**Directive:** Everything from the line containing "Convert this screenshot" through the last line of the records below should be printed exactly, please, and nothing else.

Figure content listings
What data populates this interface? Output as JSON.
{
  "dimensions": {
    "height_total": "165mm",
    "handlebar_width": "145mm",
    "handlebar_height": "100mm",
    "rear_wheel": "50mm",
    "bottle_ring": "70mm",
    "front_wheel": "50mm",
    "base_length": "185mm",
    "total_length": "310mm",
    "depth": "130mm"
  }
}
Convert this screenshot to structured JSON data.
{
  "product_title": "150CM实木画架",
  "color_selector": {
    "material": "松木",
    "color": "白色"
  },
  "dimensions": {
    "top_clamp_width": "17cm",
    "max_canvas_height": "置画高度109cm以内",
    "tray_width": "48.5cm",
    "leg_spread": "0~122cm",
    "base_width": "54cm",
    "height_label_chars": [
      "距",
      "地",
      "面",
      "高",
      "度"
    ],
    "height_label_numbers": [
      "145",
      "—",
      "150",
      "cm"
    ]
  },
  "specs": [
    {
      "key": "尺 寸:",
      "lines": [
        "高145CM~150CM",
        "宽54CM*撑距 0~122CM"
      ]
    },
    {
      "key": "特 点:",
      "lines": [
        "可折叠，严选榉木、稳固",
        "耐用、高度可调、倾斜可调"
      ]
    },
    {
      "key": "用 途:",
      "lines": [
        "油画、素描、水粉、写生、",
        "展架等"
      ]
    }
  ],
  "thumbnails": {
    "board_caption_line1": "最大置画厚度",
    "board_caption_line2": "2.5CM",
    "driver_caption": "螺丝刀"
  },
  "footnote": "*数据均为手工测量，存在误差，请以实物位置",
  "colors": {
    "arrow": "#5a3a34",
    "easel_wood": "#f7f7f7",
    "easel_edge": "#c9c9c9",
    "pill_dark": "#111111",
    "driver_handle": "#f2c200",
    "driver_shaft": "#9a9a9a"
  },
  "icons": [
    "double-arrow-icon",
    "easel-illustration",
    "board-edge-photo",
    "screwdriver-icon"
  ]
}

**The answer:**
Convert this screenshot to structured JSON data.
{
  "product_title": "150CM实木画架",
  "color_selector": {
    "material": "松木",
    "color": "白色"
  },
  "dimensions": {
    "top_clamp_width": "17cm",
    "max_canvas_height": "置画高度109cm以内",
    "tray_width": "48.5cm",
    "leg_spread": "0~122cm",
    "base_width": "54cm",
    "height_label_chars": [
      "距",
      "地",
      "面",
      "高",
      "度"
    ],
    "height_label_numbers": [
      "145",
      "—",
      "150",
      "cm"
    ]
  },
  "specs": [
    {
      "key": "尺 寸:",
      "lines": [
        "高145CM~150CM",
        "宽54CM*撑距 0~122CM"
      ]
    },
    {
      "key": "特 点:",
      "lines": [
        "可折叠，严选榉木、稳固",
        "耐用、高度可调、倾斜可调"
      ]
    },
    {
      "key": "用 途:",
      "lines": [
        "油画、素描、水粉、写生、",
        "展架等"
      ]
    }
  ],
  "thumbnails": {
    "board_caption_line1": "最大置画厚度",
    "board_caption_line2": "2.5CM",
    "driver_caption": "螺丝刀"
  },
  "footnote": "*数据均为手工测量，存在误差，请以实物位置",
  "colors": {
    "arrow": "#5a3a34",
    "easel_wood": "#f7f7f7",
    "easel_edge": "#c9c9c9",
    "pill_dark": "#111111",
    "driver_handle": "#f2c200",
    "driver_shaft": "#9a9a9a"
  },
  "icons": [
    "double-arrow-icon",
    "easel-illustration",
    "board-edge-photo",
    "screwdriver-icon"
  ]
}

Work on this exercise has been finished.